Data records

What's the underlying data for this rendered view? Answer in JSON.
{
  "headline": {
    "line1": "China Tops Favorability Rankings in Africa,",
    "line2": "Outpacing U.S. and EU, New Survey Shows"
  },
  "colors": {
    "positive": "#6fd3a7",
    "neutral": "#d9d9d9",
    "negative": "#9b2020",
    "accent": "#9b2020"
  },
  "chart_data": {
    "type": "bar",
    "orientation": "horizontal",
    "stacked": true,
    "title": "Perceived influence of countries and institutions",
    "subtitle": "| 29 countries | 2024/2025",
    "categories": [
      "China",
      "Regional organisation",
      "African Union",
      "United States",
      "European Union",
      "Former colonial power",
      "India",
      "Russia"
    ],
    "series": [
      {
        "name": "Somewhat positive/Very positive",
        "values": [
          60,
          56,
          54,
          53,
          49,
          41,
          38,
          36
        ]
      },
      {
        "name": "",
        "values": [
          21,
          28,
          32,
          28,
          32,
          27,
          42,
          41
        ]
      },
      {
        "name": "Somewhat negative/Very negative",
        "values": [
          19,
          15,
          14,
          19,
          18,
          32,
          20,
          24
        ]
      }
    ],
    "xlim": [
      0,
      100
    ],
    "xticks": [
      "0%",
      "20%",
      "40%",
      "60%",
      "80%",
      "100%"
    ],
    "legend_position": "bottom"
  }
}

## What this task involves:
Print the records above in full, exactly.

## Result for this exercise:
What's the underlying data for this rendered view? Answer in JSON.
{
  "headline": {
    "line1": "China Tops Favorability Rankings in Africa,",
    "line2": "Outpacing U.S. and EU, New Survey Shows"
  },
  "colors": {
    "positive": "#6fd3a7",
    "neutral": "#d9d9d9",
    "negative": "#9b2020",
    "accent": "#9b2020"
  },
  "chart_data": {
    "type": "bar",
    "orientation": "horizontal",
    "stacked": true,
    "title": "Perceived influence of countries and institutions",
    "subtitle": "| 29 countries | 2024/2025",
    "categories": [
      "China",
      "Regional organisation",
      "African Union",
      "United States",
      "European Union",
      "Former colonial power",
      "India",
      "Russia"
    ],
    "series": [
      {
        "name": "Somewhat positive/Very positive",
        "values": [
          60,
          56,
          54,
          53,
          49,
          41,
          38,
          36
        ]
      },
      {
        "name": "",
        "values": [
          21,
          28,
          32,
          28,
          32,
          27,
          42,
          41
        ]
      },
      {
        "name": "Somewhat negative/Very negative",
        "values": [
          19,
          15,
          14,
          19,
          18,
          32,
          20,
          24
        ]
      }
    ],
    "xlim": [
      0,
      100
    ],
    "xticks": [
      "0%",
      "20%",
      "40%",
      "60%",
      "80%",
      "100%"
    ],
    "legend_position": "bottom"
  }
}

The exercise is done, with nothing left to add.